#### What you have to do
Leaving the images out, output each entry below exactly.

(Dataset rows for document pages)
^^^^^^^^^^^^^^^^
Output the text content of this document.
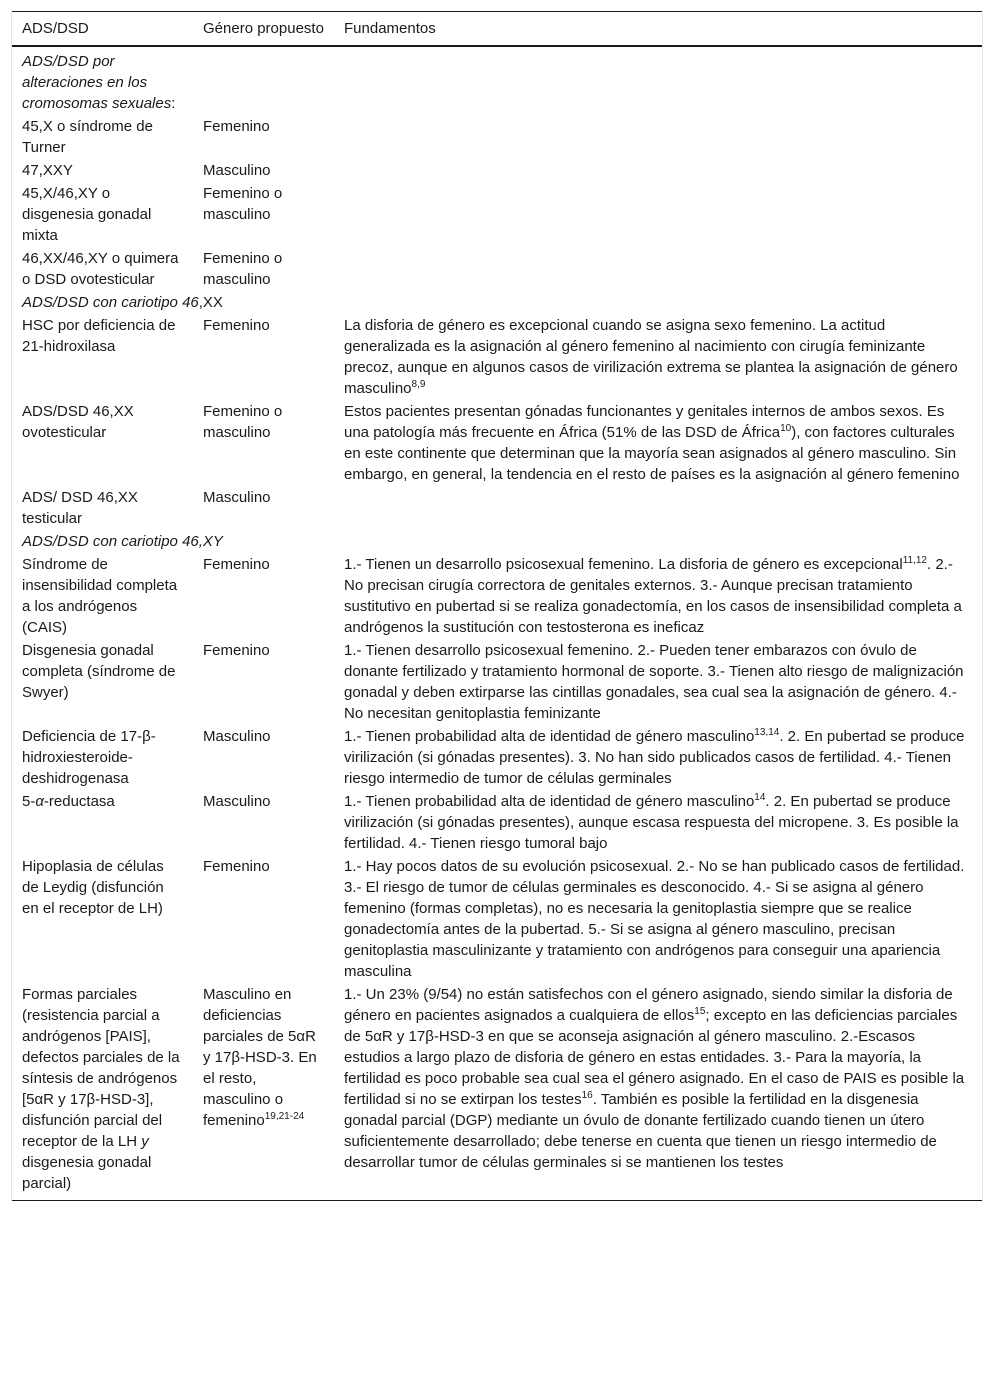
ADS/DSD	Género propuesto	Fundamentos
ADS/DSD por alteraciones en los cromosomas sexuales:		
45,X o síndrome de Turner	Femenino	
47,XXY	Masculino	
45,X/46,XY o disgenesia gonadal mixta	Femenino o masculino	
46,XX/46,XY o quimera o DSD ovotesticular	Femenino o masculino	
ADS/DSD con cariotipo 46,XX		
HSC por deficiencia de 21-hidroxilasa	Femenino	La disforia de género es excepcional cuando se asigna sexo femenino. La actitud generalizada es la asignación al género femenino al nacimiento con cirugía feminizante precoz, aunque en algunos casos de virilización extrema se plantea la asignación de género masculino$^{8,9}$
ADS/DSD 46,XX ovotesticular	Femenino o masculino	Estos pacientes presentan gónadas funcionantes y genitales internos de ambos sexos. Es una patología más frecuente en África (51% de las DSD de África$^{10}$), con factores culturales en este continente que determinan que la mayoría sean asignados al género masculino. Sin embargo, en general, la tendencia en el resto de países es la asignación al género femenino
ADS/ DSD 46,XX testicular	Masculino	
ADS/DSD con cariotipo 46,XY		
Síndrome de insensibilidad completa a los andrógenos (CAIS)	Femenino	1.- Tienen un desarrollo psicosexual femenino. La disforia de género es excepcional$^{11,12}$. 2.- No precisan cirugía correctora de genitales externos. 3.- Aunque precisan tratamiento sustitutivo en pubertad si se realiza gonadectomía, en los casos de insensibilidad completa a andrógenos la sustitución con testosterona es ineficaz
Disgenesia gonadal completa (síndrome de Swyer)	Femenino	1.- Tienen desarrollo psicosexual femenino. 2.- Pueden tener embarazos con óvulo de donante fertilizado y tratamiento hormonal de soporte. 3.- Tienen alto riesgo de malignización gonadal y deben extirparse las cintillas gonadales, sea cual sea la asignación de género. 4.- No necesitan genitoplastia feminizante
Deficiencia de 17-β-hidroxiesteroide-deshidrogenasa	Masculino	1.- Tienen probabilidad alta de identidad de género masculino$^{13,14}$. 2. En pubertad se produce virilización (si gónadas presentes). 3. No han sido publicados casos de fertilidad. 4.- Tienen riesgo intermedio de tumor de células germinales
5-α-reductasa	Masculino	1.- Tienen probabilidad alta de identidad de género masculino$^{14}$. 2. En pubertad se produce virilización (si gónadas presentes), aunque escasa respuesta del micropene. 3. Es posible la fertilidad. 4.- Tienen riesgo tumoral bajo
Hipoplasia de células de Leydig (disfunción en el receptor de LH)	Femenino	1.- Hay pocos datos de su evolución psicosexual. 2.- No se han publicado casos de fertilidad. 3.- El riesgo de tumor de células germinales es desconocido. 4.- Si se asigna al género femenino (formas completas), no es necesaria la genitoplastia siempre que se realice gonadectomía antes de la pubertad. 5.- Si se asigna al género masculino, precisan genitoplastia masculinizante y tratamiento con andrógenos para conseguir una apariencia masculina
Formas parciales (resistencia parcial a andrógenos [PAIS], defectos parciales de la síntesis de andrógenos [5αR y 17β-HSD-3], disfunción parcial del receptor de la LH y disgenesia gonadal parcial)	Masculino en deficiencias parciales de 5αR y 17β-HSD-3. En el resto, masculino o femenino$^{19,21-24}$	1.- Un 23% (9/54) no están satisfechos con el género asignado, siendo similar la disforia de género en pacientes asignados a cualquiera de ellos$^{15}$; excepto en las deficiencias parciales de 5αR y 17β-HSD-3 en que se aconseja asignación al género masculino. 2.-Escasos estudios a largo plazo de disforia de género en estas entidades. 3.- Para la mayoría, la fertilidad es poco probable sea cual sea el género asignado. En el caso de PAIS es posible la fertilidad si no se extirpan los testes$^{16}$. También es posible la fertilidad en la disgenesia gonadal parcial (DGP) mediante un óvulo de donante fertilizado cuando tienen un útero suficientemente desarrollado; debe tenerse en cuenta que tienen un riesgo intermedio de desarrollar tumor de células germinales si se mantienen los testes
^^^^^^^^^^^^^^^^
#### Answer to this exercise
Output the text content of this document.
ADS/DSD	Género propuesto	Fundamentos
ADS/DSD por alteraciones en los cromosomas sexuales:		
45,X o síndrome de Turner	Femenino	
47,XXY	Masculino	
45,X/46,XY o disgenesia gonadal mixta	Femenino o masculino	
46,XX/46,XY o quimera o DSD ovotesticular	Femenino o masculino	
ADS/DSD con cariotipo 46,XX		
HSC por deficiencia de 21-hidroxilasa	Femenino	La disforia de género es excepcional cuando se asigna sexo femenino. La actitud generalizada es la asignación al género femenino al nacimiento con cirugía feminizante precoz, aunque en algunos casos de virilización extrema se plantea la asignación de género masculino$^{8,9}$
ADS/DSD 46,XX ovotesticular	Femenino o masculino	Estos pacientes presentan gónadas funcionantes y genitales internos de ambos sexos. Es una patología más frecuente en África (51% de las DSD de África$^{10}$), con factores culturales en este continente que determinan que la mayoría sean asignados al género masculino. Sin embargo, en general, la tendencia en el resto de países es la asignación al género femenino
ADS/ DSD 46,XX testicular	Masculino	
ADS/DSD con cariotipo 46,XY		
Síndrome de insensibilidad completa a los andrógenos (CAIS)	Femenino	1.- Tienen un desarrollo psicosexual femenino. La disforia de género es excepcional$^{11,12}$. 2.- No precisan cirugía correctora de genitales externos. 3.- Aunque precisan tratamiento sustitutivo en pubertad si se realiza gonadectomía, en los casos de insensibilidad completa a andrógenos la sustitución con testosterona es ineficaz
Disgenesia gonadal completa (síndrome de Swyer)	Femenino	1.- Tienen desarrollo psicosexual femenino. 2.- Pueden tener embarazos con óvulo de donante fertilizado y tratamiento hormonal de soporte. 3.- Tienen alto riesgo de malignización gonadal y deben extirparse las cintillas gonadales, sea cual sea la asignación de género. 4.- No necesitan genitoplastia feminizante
Deficiencia de 17-β-hidroxiesteroide-deshidrogenasa	Masculino	1.- Tienen probabilidad alta de identidad de género masculino$^{13,14}$. 2. En pubertad se produce virilización (si gónadas presentes). 3. No han sido publicados casos de fertilidad. 4.- Tienen riesgo intermedio de tumor de células germinales
5-α-reductasa	Masculino	1.- Tienen probabilidad alta de identidad de género masculino$^{14}$. 2. En pubertad se produce virilización (si gónadas presentes), aunque escasa respuesta del micropene. 3. Es posible la fertilidad. 4.- Tienen riesgo tumoral bajo
Hipoplasia de células de Leydig (disfunción en el receptor de LH)	Femenino	1.- Hay pocos datos de su evolución psicosexual. 2.- No se han publicado casos de fertilidad. 3.- El riesgo de tumor de células germinales es desconocido. 4.- Si se asigna al género femenino (formas completas), no es necesaria la genitoplastia siempre que se realice gonadectomía antes de la pubertad. 5.- Si se asigna al género masculino, precisan genitoplastia masculinizante y tratamiento con andrógenos para conseguir una apariencia masculina
Formas parciales (resistencia parcial a andrógenos [PAIS], defectos parciales de la síntesis de andrógenos [5αR y 17β-HSD-3], disfunción parcial del receptor de la LH y disgenesia gonadal parcial)	Masculino en deficiencias parciales de 5αR y 17β-HSD-3. En el resto, masculino o femenino$^{19,21-24}$	1.- Un 23% (9/54) no están satisfechos con el género asignado, siendo similar la disforia de género en pacientes asignados a cualquiera de ellos$^{15}$; excepto en las deficiencias parciales de 5αR y 17β-HSD-3 en que se aconseja asignación al género masculino. 2.-Escasos estudios a largo plazo de disforia de género en estas entidades. 3.- Para la mayoría, la fertilidad es poco probable sea cual sea el género asignado. En el caso de PAIS es posible la fertilidad si no se extirpan los testes$^{16}$. También es posible la fertilidad en la disgenesia gonadal parcial (DGP) mediante un óvulo de donante fertilizado cuando tienen un útero suficientemente desarrollado; debe tenerse en cuenta que tienen un riesgo intermedio de desarrollar tumor de células germinales si se mantienen los testes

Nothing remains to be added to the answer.